Monday, August 01, 2011

Goodbye American Dream

MarketWatch is reporting that paychecks account for the lowest percentage of GDP in history, and corporate profits are taking the largest percentage ever.

So why are we shifting taxes off of corporations, their shareholders and CEOs and onto workers?

Because the Republican Party represents people who own, not people who work. And because of this work means less today, it pays less. Owners are the gods in this new America. They can hold the nation to ransom. Ordinary taxpayers pay taxes corporations used to pay. We pay their legal fees when they break the law. We pay their fines and penalties. We pay for their mistakes by bailing them out when they fail.

TooMuchOnline is reporting that top management consultants like Booz & Co. are telling American businesses to pay their employees less than they are worth so they can keep all the money themselves. That is the expert advice of the Harvard Business School. Stiff the worker. But obscenely overpaying executives is OK.

(What makes this relevant today is how it affects the budget deficit. The vast majority of average earners, those whose incomes have flattened or disappeared, are the ones who pay taxes. The individuals and corporations who have reaped the greatest income hikes are the ones who have had the biggest tax cuts. This is where the budget deficit comes from.)

If you look at the pay graph over the past four decades, they've already accomplished this––the pay of average employees has been level for that long. (see Lane Kenworthy's economics blog.) There've been no increases for the American worker at any level (except the very very top) since Reagan declared Morning in America. It was a very cold morning, and an end to the American Dream.

◇ ◇ ◇

- [Questions on the material]
• 1. From the blog post, list the groups that it says taxes are being shifted off of.
• 2. Rewrite the stretch of the blog post from "(What makes this" through "the American Dream.", changing "average earners" to "typical earners".

◇ ◇ ◇

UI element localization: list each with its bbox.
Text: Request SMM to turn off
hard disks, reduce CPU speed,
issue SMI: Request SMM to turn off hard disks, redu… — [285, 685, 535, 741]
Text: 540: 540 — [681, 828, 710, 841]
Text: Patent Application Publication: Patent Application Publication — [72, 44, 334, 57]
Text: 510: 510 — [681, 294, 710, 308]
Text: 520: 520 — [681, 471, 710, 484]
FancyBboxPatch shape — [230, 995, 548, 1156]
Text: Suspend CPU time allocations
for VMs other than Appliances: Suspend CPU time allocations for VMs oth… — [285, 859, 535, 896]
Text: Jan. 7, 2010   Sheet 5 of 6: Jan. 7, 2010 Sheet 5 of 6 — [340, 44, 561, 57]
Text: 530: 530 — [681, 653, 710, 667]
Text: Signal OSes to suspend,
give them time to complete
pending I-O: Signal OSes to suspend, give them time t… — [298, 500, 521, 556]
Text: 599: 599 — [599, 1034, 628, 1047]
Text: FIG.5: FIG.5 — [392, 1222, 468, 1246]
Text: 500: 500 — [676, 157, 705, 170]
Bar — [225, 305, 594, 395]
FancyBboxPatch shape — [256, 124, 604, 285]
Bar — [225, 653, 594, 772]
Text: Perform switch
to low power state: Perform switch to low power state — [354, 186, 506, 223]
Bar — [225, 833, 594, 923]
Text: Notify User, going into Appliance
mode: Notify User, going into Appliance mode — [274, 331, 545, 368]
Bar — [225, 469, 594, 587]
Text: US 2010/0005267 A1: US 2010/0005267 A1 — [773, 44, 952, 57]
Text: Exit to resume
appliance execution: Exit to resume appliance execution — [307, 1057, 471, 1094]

◇ ◇ ◇

- [Answers for the exercise]
• 1. corporations, their shareholders, CEOs

• 2.
(What makes this relevant today is how it affects the budget deficit. The vast majority of typical earners, those whose incomes have flattened or disappeared, are the ones who pay taxes. The individuals and corporations who have reaped the greatest income hikes are the ones who have had the biggest tax cuts. This is where the budget deficit comes from.)

If you look at the pay graph over the past four decades, they've already accomplished this––the pay of average employees has been level for that long. (see Lane Kenworthy's economics blog.) There've been no increases for the American worker at any level (except the very very top) since Reagan declared Morning in America. It was a very cold morning, and an end to the American Dream.